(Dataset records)
::::

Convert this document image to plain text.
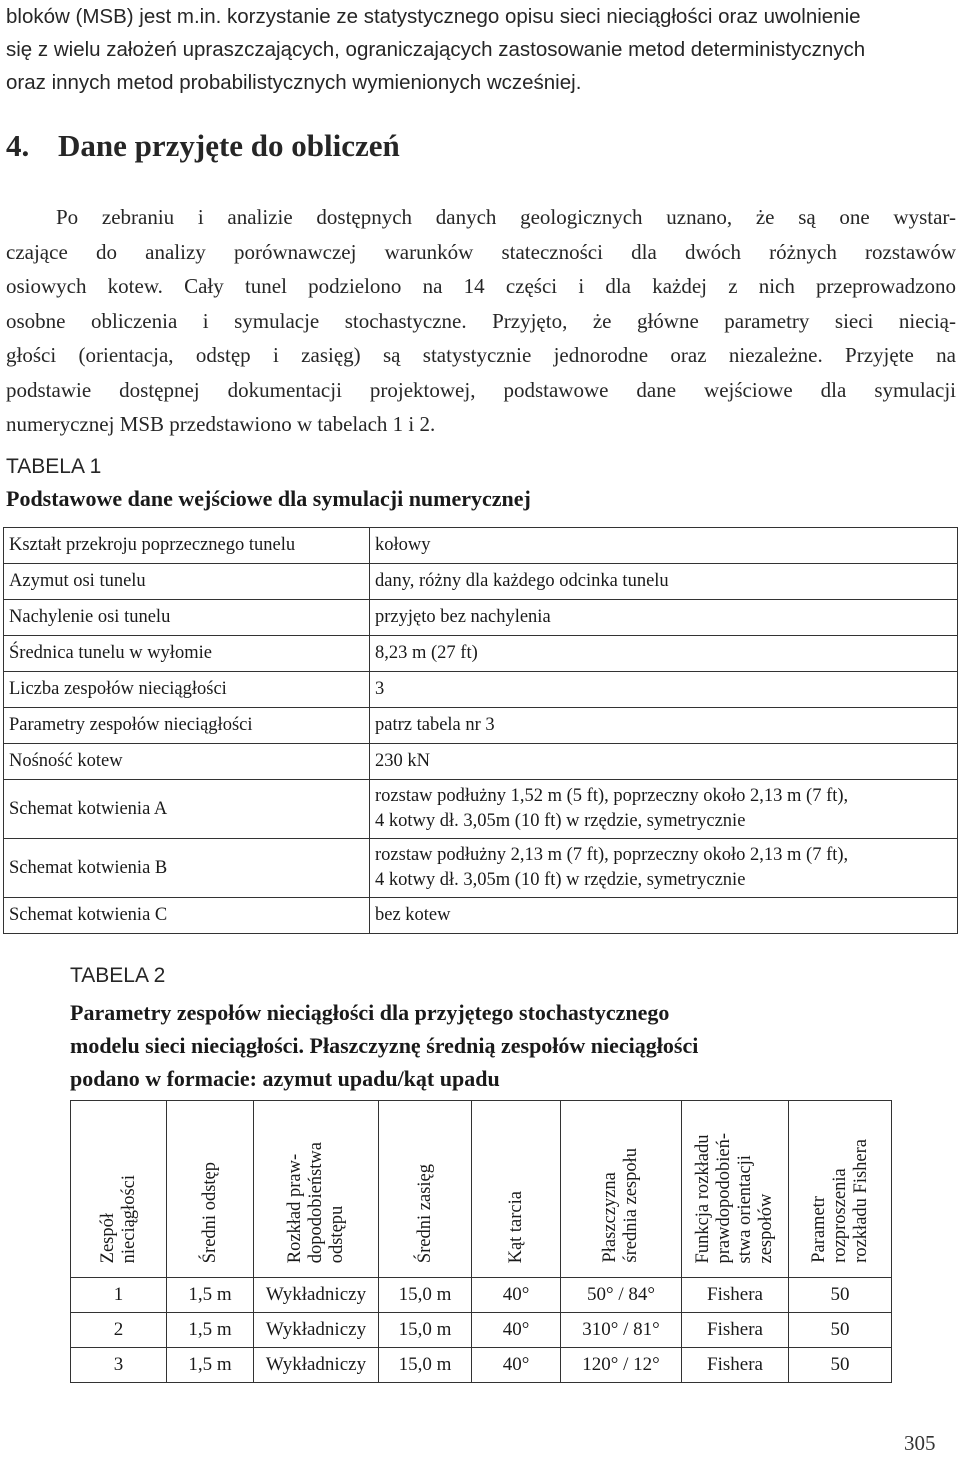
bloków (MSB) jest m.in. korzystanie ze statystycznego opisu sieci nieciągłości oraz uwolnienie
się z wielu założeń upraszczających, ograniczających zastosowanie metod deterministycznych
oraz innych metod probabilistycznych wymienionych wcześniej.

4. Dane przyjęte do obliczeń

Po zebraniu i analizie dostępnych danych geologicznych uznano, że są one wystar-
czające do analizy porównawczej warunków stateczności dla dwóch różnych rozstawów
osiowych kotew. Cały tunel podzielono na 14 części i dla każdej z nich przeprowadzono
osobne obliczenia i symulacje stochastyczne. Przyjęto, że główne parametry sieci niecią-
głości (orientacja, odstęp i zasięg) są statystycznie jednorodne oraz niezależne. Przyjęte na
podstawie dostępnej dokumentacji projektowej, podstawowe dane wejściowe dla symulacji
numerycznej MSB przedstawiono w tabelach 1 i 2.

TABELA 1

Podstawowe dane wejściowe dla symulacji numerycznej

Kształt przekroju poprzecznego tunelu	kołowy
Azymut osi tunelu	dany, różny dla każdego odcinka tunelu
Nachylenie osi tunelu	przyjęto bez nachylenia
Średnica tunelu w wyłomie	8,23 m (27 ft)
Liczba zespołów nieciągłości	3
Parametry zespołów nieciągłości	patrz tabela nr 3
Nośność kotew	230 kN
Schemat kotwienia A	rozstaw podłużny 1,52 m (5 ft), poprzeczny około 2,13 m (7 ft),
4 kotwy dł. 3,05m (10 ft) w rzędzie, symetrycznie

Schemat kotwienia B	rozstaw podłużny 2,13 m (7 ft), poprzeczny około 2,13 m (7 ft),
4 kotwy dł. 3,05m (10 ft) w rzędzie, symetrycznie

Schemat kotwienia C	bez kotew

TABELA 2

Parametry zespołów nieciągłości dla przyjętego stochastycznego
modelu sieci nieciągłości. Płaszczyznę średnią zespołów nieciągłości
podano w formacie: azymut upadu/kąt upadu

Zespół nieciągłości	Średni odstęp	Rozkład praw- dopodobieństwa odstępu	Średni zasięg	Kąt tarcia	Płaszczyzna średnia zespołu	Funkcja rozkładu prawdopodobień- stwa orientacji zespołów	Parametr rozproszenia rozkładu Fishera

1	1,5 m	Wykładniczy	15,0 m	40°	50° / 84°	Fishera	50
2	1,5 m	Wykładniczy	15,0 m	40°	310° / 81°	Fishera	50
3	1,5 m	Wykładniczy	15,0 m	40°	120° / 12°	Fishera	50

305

::::

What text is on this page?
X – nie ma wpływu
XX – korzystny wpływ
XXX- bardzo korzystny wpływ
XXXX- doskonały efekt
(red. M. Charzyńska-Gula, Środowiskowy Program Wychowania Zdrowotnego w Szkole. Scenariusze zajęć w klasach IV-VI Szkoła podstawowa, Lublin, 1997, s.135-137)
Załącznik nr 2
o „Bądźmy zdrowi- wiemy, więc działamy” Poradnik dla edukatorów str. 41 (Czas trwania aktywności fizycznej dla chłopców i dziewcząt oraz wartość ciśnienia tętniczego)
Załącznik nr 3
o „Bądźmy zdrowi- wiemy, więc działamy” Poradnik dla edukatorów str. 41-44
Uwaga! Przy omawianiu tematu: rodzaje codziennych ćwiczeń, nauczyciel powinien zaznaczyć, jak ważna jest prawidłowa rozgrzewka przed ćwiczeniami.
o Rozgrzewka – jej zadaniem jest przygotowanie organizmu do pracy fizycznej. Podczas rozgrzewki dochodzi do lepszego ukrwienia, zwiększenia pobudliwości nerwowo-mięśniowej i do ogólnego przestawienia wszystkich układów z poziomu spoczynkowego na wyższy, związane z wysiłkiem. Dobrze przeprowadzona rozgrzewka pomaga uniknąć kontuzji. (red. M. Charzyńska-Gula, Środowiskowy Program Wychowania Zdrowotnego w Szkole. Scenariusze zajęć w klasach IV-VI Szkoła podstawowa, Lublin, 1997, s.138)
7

::::

Task goal: Copy each line of the records above that carries the word "oraz".

The solution:
bloków (MSB) jest m.in. korzystanie ze statystycznego opisu sieci nieciągłości oraz uwolnienie
oraz innych metod probabilistycznych wymienionych wcześniej.
głości (orientacja, odstęp i zasięg) są statystycznie jednorodne oraz niezależne. Przyjęte na
o „Bądźmy zdrowi- wiemy, więc działamy” Poradnik dla edukatorów str. 41 (Czas trwania aktywności fizycznej dla chłopców i dziewcząt oraz wartość ciśnienia tętniczego)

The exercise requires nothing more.